== Problem to work on ==
Below are the entries; state how many of their lines contain the string "Ashikur", and nothing more.

== Given data ==
start

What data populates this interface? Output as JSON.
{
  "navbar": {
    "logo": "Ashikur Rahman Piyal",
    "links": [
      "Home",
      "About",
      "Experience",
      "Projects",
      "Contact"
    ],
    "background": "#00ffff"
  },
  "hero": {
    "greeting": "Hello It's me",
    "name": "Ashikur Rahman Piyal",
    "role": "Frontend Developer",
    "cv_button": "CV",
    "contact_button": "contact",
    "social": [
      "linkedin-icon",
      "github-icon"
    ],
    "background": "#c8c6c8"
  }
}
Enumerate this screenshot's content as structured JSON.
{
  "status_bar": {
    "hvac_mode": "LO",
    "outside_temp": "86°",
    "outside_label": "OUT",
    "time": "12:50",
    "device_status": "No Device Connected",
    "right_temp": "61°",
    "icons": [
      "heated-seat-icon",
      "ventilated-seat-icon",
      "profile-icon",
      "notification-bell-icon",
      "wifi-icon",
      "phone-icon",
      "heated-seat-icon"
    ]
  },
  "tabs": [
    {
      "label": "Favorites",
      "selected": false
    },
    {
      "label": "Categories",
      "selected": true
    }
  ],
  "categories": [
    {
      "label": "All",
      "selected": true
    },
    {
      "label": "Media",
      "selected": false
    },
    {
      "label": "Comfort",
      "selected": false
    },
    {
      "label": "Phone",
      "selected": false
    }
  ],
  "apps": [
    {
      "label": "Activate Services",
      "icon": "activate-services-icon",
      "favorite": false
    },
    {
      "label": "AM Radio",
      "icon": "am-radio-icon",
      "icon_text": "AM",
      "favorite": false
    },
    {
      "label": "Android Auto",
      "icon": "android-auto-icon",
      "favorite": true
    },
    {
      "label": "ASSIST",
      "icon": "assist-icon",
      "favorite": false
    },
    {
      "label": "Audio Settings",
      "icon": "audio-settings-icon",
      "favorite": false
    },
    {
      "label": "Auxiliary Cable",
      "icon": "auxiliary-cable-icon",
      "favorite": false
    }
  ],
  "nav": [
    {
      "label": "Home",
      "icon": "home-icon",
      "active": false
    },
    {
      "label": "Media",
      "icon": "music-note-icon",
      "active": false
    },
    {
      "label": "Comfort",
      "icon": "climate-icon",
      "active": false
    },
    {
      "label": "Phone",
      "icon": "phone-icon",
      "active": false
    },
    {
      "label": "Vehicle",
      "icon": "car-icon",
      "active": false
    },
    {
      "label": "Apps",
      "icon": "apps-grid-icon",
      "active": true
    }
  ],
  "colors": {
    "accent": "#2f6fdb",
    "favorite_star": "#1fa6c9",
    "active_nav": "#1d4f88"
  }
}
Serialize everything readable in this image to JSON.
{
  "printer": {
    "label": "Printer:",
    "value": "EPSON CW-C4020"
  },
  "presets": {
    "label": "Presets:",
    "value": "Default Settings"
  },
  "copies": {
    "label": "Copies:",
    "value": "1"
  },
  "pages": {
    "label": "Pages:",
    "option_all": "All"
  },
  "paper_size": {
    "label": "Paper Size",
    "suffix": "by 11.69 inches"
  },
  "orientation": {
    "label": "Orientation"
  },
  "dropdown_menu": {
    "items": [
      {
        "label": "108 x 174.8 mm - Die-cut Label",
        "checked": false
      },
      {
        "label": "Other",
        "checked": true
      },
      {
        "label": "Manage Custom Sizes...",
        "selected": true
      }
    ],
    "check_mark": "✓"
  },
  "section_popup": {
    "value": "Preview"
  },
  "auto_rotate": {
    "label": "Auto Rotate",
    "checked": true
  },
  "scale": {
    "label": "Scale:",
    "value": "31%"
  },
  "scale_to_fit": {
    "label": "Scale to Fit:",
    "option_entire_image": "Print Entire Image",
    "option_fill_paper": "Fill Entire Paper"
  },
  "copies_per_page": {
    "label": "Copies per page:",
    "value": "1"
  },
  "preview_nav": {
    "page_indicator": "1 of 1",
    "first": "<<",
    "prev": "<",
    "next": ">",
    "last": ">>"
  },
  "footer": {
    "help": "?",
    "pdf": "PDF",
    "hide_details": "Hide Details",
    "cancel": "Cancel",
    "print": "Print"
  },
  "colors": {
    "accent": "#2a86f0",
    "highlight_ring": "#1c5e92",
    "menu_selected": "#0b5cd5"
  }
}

end

== Solution ==
2